What the exercise asks – Wherever a line holds the string "значеніе", copy that line.

··· The input ···

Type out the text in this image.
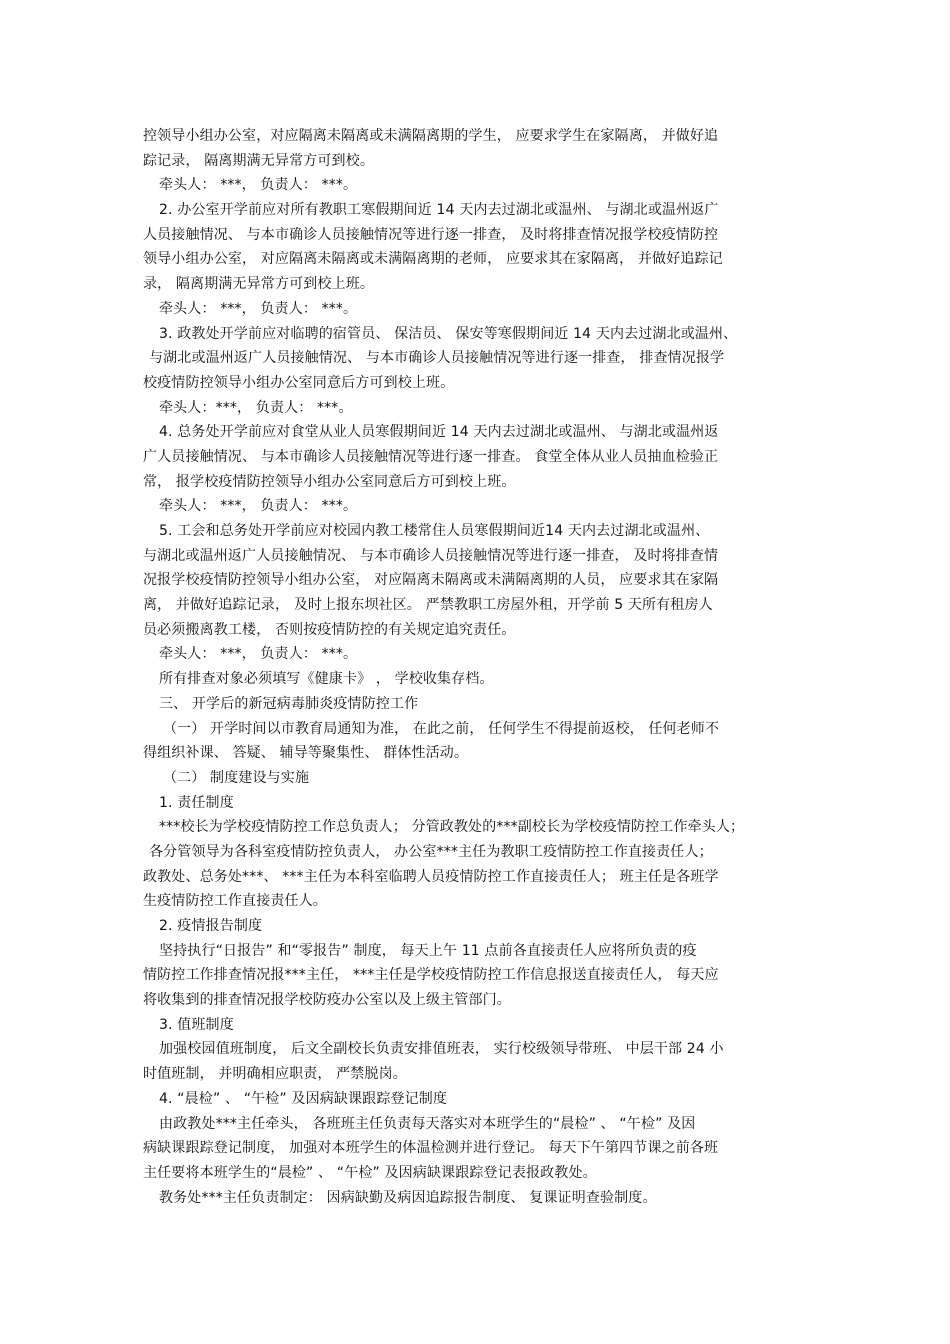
控领导小组办公室，对应隔离未隔离或未满隔离期的学生， 应要求学生在家隔离， 并做好追
踪记录， 隔离期满无异常方可到校。
牵头人： ***， 负责人： ***。
2. 办公室开学前应对所有教职工寒假期间近 14 天内去过湖北或温州、 与湖北或温州返广
人员接触情况、 与本市确诊人员接触情况等进行逐一排查， 及时将排查情况报学校疫情防控
领导小组办公室， 对应隔离未隔离或未满隔离期的老师， 应要求其在家隔离， 并做好追踪记
录， 隔离期满无异常方可到校上班。
牵头人： ***， 负责人： ***。
3. 政教处开学前应对临聘的宿管员、 保洁员、 保安等寒假期间近 14 天内去过湖北或温州、
与湖北或温州返广人员接触情况、 与本市确诊人员接触情况等进行逐一排查， 排查情况报学
校疫情防控领导小组办公室同意后方可到校上班。
牵头人：***， 负责人： ***。
4. 总务处开学前应对食堂从业人员寒假期间近 14 天内去过湖北或温州、 与湖北或温州返
广人员接触情况、 与本市确诊人员接触情况等进行逐一排查。 食堂全体从业人员抽血检验正
常， 报学校疫情防控领导小组办公室同意后方可到校上班。
牵头人： ***， 负责人： ***。
5. 工会和总务处开学前应对校园内教工楼常住人员寒假期间近14 天内去过湖北或温州、
与湖北或温州返广人员接触情况、 与本市确诊人员接触情况等进行逐一排查， 及时将排查情
况报学校疫情防控领导小组办公室， 对应隔离未隔离或未满隔离期的人员， 应要求其在家隔
离， 并做好追踪记录， 及时上报东坝社区。 严禁教职工房屋外租，开学前 5 天所有租房人
员必须搬离教工楼， 否则按疫情防控的有关规定追究责任。
牵头人： ***， 负责人： ***。
所有排查对象必须填写《健康卡》 ， 学校收集存档。
三、 开学后的新冠病毒肺炎疫情防控工作
（一） 开学时间以市教育局通知为准， 在此之前， 任何学生不得提前返校， 任何老师不
得组织补课、 答疑、 辅导等聚集性、 群体性活动。
（二） 制度建设与实施
1. 责任制度
***校长为学校疫情防控工作总负责人； 分管政教处的***副校长为学校疫情防控工作牵头人；
各分管领导为各科室疫情防控负责人， 办公室***主任为教职工疫情防控工作直接责任人；
政教处、总务处***、 ***主任为本科室临聘人员疫情防控工作直接责任人； 班主任是各班学
生疫情防控工作直接责任人。
2. 疫情报告制度
坚持执行“日报告” 和“零报告” 制度， 每天上午 11 点前各直接责任人应将所负责的疫
情防控工作排查情况报***主任， ***主任是学校疫情防控工作信息报送直接责任人， 每天应
将收集到的排查情况报学校防疫办公室以及上级主管部门。
3. 值班制度
加强校园值班制度， 后文全副校长负责安排值班表， 实行校级领导带班、 中层干部 24 小
时值班制， 并明确相应职责， 严禁脱岗。
4. “晨检” 、 “午检” 及因病缺课跟踪登记制度
由政教处***主任牵头， 各班班主任负责每天落实对本班学生的“晨检” 、 “午检” 及因
病缺课跟踪登记制度， 加强对本班学生的体温检测并进行登记。 每天下午第四节课之前各班
主任要将本班学生的“晨检” 、 “午检” 及因病缺课跟踪登记表报政教处。
教务处***主任负责制定： 因病缺勤及病因追踪报告制度、 复课证明查验制度。
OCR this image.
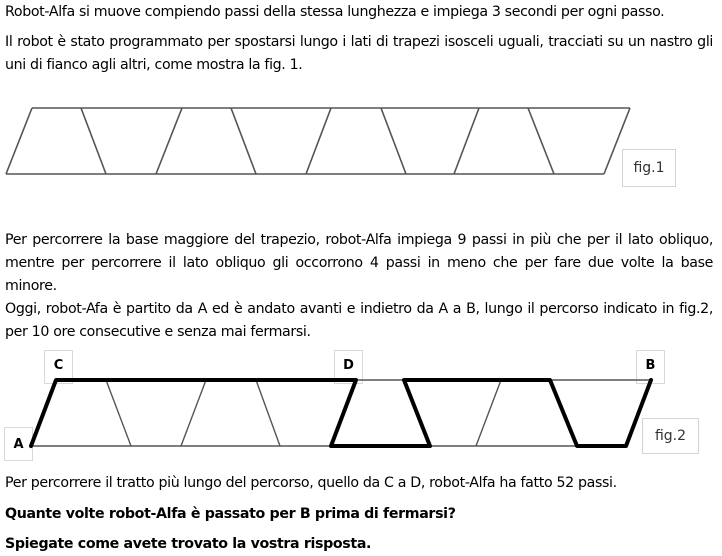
Robot-Alfa si muove compiendo passi della stessa lunghezza e impiega 3 secondi per ogni passo.

Il robot è stato programmato per spostarsi lungo i lati di trapezi isosceli uguali, tracciati su un nastro gli uni di fianco agli altri, come mostra la fig. 1.

fig.1

Per percorrere la base maggiore del trapezio, robot-Alfa impiega 9 passi in più che per il lato obliquo, mentre per percorrere il lato obliquo gli occorrono 4 passi in meno che per fare due volte la base minore.

Oggi, robot-Afa è partito da A ed è andato avanti e indietro da A a B, lungo il percorso indicato in fig.2, per 10 ore consecutive e senza mai fermarsi.

C	D	B
A
fig.2

Per percorrere il tratto più lungo del percorso, quello da C a D, robot-Alfa ha fatto 52 passi.

Quante volte robot-Alfa è passato per B prima di fermarsi?

Spiegate come avete trovato la vostra risposta.
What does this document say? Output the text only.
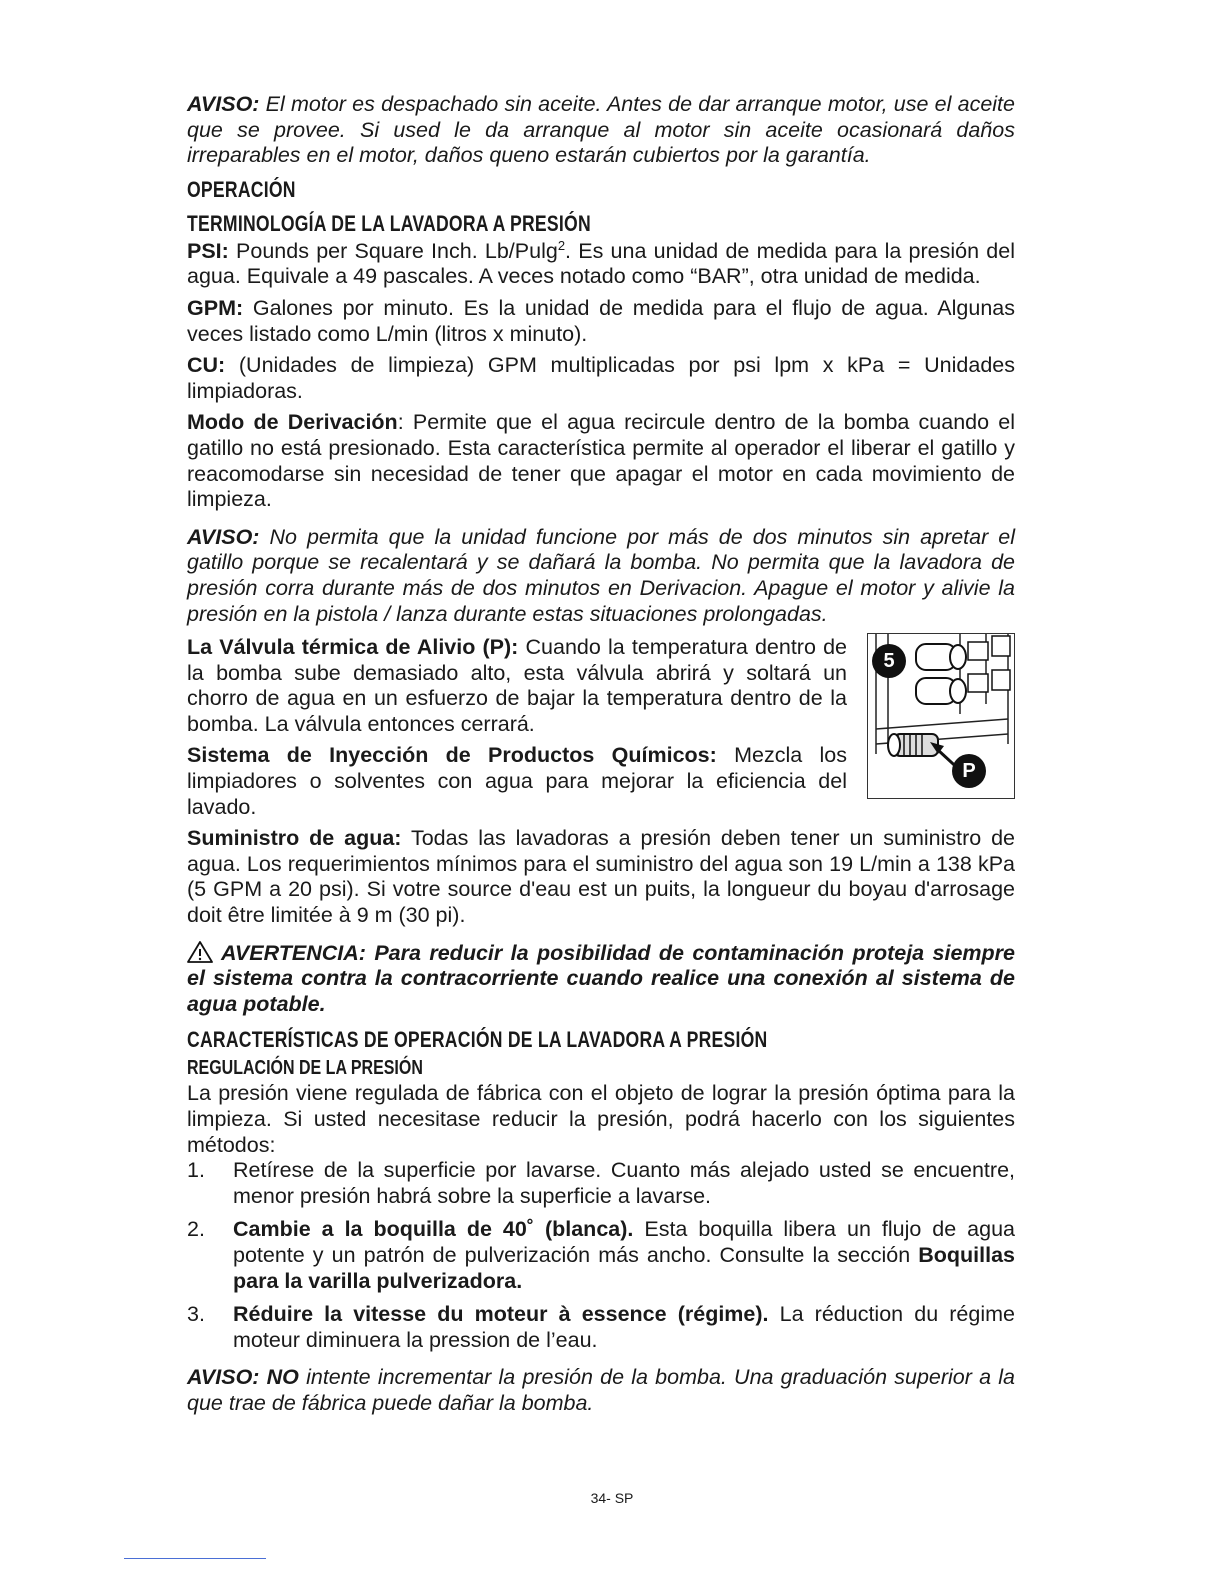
AVISO: El motor es despachado sin aceite. Antes de dar arranque motor, use el aceite que se provee. Si used le da arranque al motor sin aceite ocasionará daños irreparables en el motor, daños queno estarán cubiertos por la garantía.

OPERACIÓN

TERMINOLOGÍA DE LA LAVADORA A PRESIÓN

PSI: Pounds per Square Inch. Lb/Pulg$^2$. Es una unidad de medida para la presión del agua. Equivale a 49 pascales. A veces notado como “BAR”, otra unidad de medida.

GPM: Galones por minuto. Es la unidad de medida para el flujo de agua. Algunas veces listado como L/min (litros x minuto).

CU: (Unidades de limpieza) GPM multiplicadas por psi lpm x kPa = Unidades limpiadoras.

Modo de Derivación: Permite que el agua recircule dentro de la bomba cuando el gatillo no está presionado. Esta característica permite al operador el liberar el gatillo y reacomodarse sin necesidad de tener que apagar el motor en cada movimiento de limpieza.

AVISO: No permita que la unidad funcione por más de dos minutos sin apretar el gatillo porque se recalentará y se dañará la bomba. No permita que la lavadora de presión corra durante más de dos minutos en Derivacion. Apague el motor y alivie la presión en la pistola / lanza durante estas situaciones prolongadas.

5
P

La Válvula térmica de Alivio (P): Cuando la temperatura dentro de la bomba sube demasiado alto, esta válvula abrirá y soltará un chorro de agua en un esfuerzo de bajar la temperatura dentro de la bomba. La válvula entonces cerrará.

Sistema de Inyección de Productos Químicos: Mezcla los limpiadores o solventes con agua para mejorar la eficiencia del lavado.

Suministro de agua: Todas las lavadoras a presión deben tener un suministro de agua. Los requerimientos mínimos para el suministro del agua son 19 L/min a 138 kPa (5 GPM a 20 psi). Si votre source d'eau est un puits, la longueur du boyau d'arrosage doit être limitée à 9 m (30 pi).

AVERTENCIA: Para reducir la posibilidad de contaminación proteja siempre el sistema contra la contracorriente cuando realice una conexión al sistema de agua potable.

CARACTERÍSTICAS DE OPERACIÓN DE LA LAVADORA A PRESIÓN

REGULACIÓN DE LA PRESIÓN

La presión viene regulada de fábrica con el objeto de lograr la presión óptima para la limpieza. Si usted necesitase reducir la presión, podrá hacerlo con los siguientes métodos:

1.	Retírese de la superficie por lavarse. Cuanto más alejado usted se encuentre, menor presión habrá sobre la superficie a lavarse.
2.	Cambie a la boquilla de 40˚ (blanca). Esta boquilla libera un flujo de agua potente y un patrón de pulverización más ancho. Consulte la sección Boquillas para la varilla pulverizadora.
3.	Réduire la vitesse du moteur à essence (régime). La réduction du régime moteur diminuera la pression de l’eau.

AVISO: NO intente incrementar la presión de la bomba. Una graduación superior a la que trae de fábrica puede dañar la bomba.

34- SP
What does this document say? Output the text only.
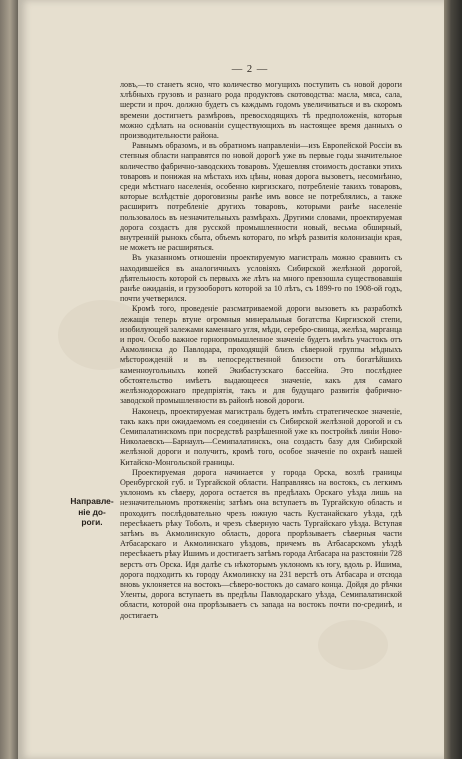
— 2 —
Направле-
ніе до-
роги.

ловъ,—то станетъ ясно, что количество могущихъ поступить съ новой дороги хлѣбныхъ грузовъ и разнаго рода продуктовъ скотоводства: масла, мяса, сала, шерсти и проч. должно будетъ съ каждымъ годомъ увеличиваться и въ скоромъ времени достигнетъ размѣровъ, превосходящихъ тѣ предположенія, которыя можно сдѣлать на основаніи существующихъ въ настоящее время данныхъ о производительности района.

Равнымъ образомъ, и въ обратномъ направленіи—изъ Европейской Россіи въ степныя области направятся по новой дорогѣ уже въ первые годы значительное количество фабрично-заводскихъ товаровъ. Удешевляя стоимость доставки этихъ товаровъ и понижая на мѣстахъ ихъ цѣны, новая дорога вызоветъ, несомнѣнно, среди мѣстнаго населенія, особенно киргизскаго, потребленіе такихъ товаровъ, которые вслѣдствіе дороговизны ранѣе имъ вовсе не потреблялись, а также расширитъ потребленіе другихъ товаровъ, которыми ранѣе населеніе пользовалось въ незначительныхъ размѣрахъ. Другими словами, проектируемая дорога создастъ для русской промышленности новый, весьма обширный, внутренній рынокъ сбыта, объемъ котораго, по мѣрѣ развитія колонизаціи края, не можетъ не расширяться.

Въ указанномъ отношеніи проектируемую магистраль можно сравнить съ находившейся въ аналогичныхъ условіяхъ Сибирской желѣзной дорогой, дѣятельность которой съ первыхъ же лѣтъ на много превзошла существовавшія ранѣе ожиданія, и грузооборотъ которой за 10 лѣтъ, съ 1899-го по 1908-ой годъ, почти учетверился.

Кромѣ того, проведеніе разсматриваемой дороги вызоветъ къ разработкѣ лежащія теперь втуне огромныя минеральныя богатства Киргизской степи, изобилующей залежами каменнаго угля, мѣди, серебро-свинца, желѣза, марганца и проч. Особо важное горнопромышленное значеніе будетъ имѣть участокъ отъ Акмолинска до Павлодара, проходящій близъ сѣверной группы мѣдныхъ мѣсторожденій и въ непосредственной близости отъ богатѣйшихъ каменноугольныхъ копей Экибастузскаго бассейна. Это послѣднее обстоятельство имѣетъ выдающееся значеніе, какъ для самаго желѣзнодорожнаго предпріятія, такъ и для будущаго развитія фабрично-заводской промышленности въ районѣ новой дороги.

Наконецъ, проектируемая магистраль будетъ имѣть стратегическое значеніе, такъ какъ при ожидаемомъ ея соединеніи съ Сибирской желѣзной дорогой и съ Семипалатинскомъ при посредствѣ разрѣшенной уже къ постройкѣ линіи Ново-Николаевскъ—Барнаулъ—Семипалатинскъ, она создастъ базу для Сибирской желѣзной дороги и получитъ, кромѣ того, особое значеніе по охранѣ нашей Китайско-Монгольской границы.

Проектируемая дорога начинается у города Орска, возлѣ границы Оренбургской губ. и Тургайской области. Направляясь на востокъ, съ легкимъ уклономъ къ сѣверу, дорога остается въ предѣлахъ Орскаго уѣзда лишь на незначительномъ протяженіи; затѣмъ она вступаетъ въ Тургайскую область и проходитъ послѣдовательно чрезъ южную часть Кустанайскаго уѣзда, гдѣ пересѣкаетъ рѣку Тоболъ, и чрезъ сѣверную часть Тургайскаго уѣзда. Вступая затѣмъ въ Акмолинскую область, дорога прорѣзываетъ сѣверныя части Атбасарскаго и Акмолинскаго уѣздовъ, причемъ въ Атбасарскомъ уѣздѣ пересѣкаетъ рѣку Ишимъ и достигаетъ затѣмъ города Атбасара на разстояніи 728 верстъ отъ Орска. Идя далѣе съ нѣкоторымъ уклономъ къ югу, вдоль р. Ишима, дорога подходитъ къ городу Акмолинску на 231 верстѣ отъ Атбасара и отсюда вновь уклоняется на востокъ—сѣверо-востокъ до самаго конца. Дойдя до рѣчки Уленты, дорога вступаетъ въ предѣлы Павлодарскаго уѣзда, Семипалатинской области, которой она прорѣзываетъ съ запада на востокъ почти по-срединѣ, и достигаетъ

···

Task response –
Кромѣ того, проведеніе разсматриваемой дороги вызоветъ къ разработкѣ лежащія теперь втуне огромныя минеральныя богатства Киргизской степи, изобилующей залежами каменнаго угля, мѣди, серебро-свинца, желѣза, марганца и проч. Особо важное горнопромышленное значеніе будетъ имѣть участокъ отъ Акмолинска до Павлодара, проходящій близъ сѣверной группы мѣдныхъ мѣсторожденій и въ непосредственной близости отъ богатѣйшихъ каменноугольныхъ копей Экибастузскаго бассейна. Это послѣднее обстоятельство имѣетъ выдающееся значеніе, какъ для самаго желѣзнодорожнаго предпріятія, такъ и для будущаго развитія фабрично-заводской промышленности въ районѣ новой дороги.
Наконецъ, проектируемая магистраль будетъ имѣть стратегическое значеніе, такъ какъ при ожидаемомъ ея соединеніи съ Сибирской желѣзной дорогой и съ Семипалатинскомъ при посредствѣ разрѣшенной уже къ постройкѣ линіи Ново-Николаевскъ—Барнаулъ—Семипалатинскъ, она создастъ базу для Сибирской желѣзной дороги и получитъ, кромѣ того, особое значеніе по охранѣ нашей Китайско-Монгольской границы.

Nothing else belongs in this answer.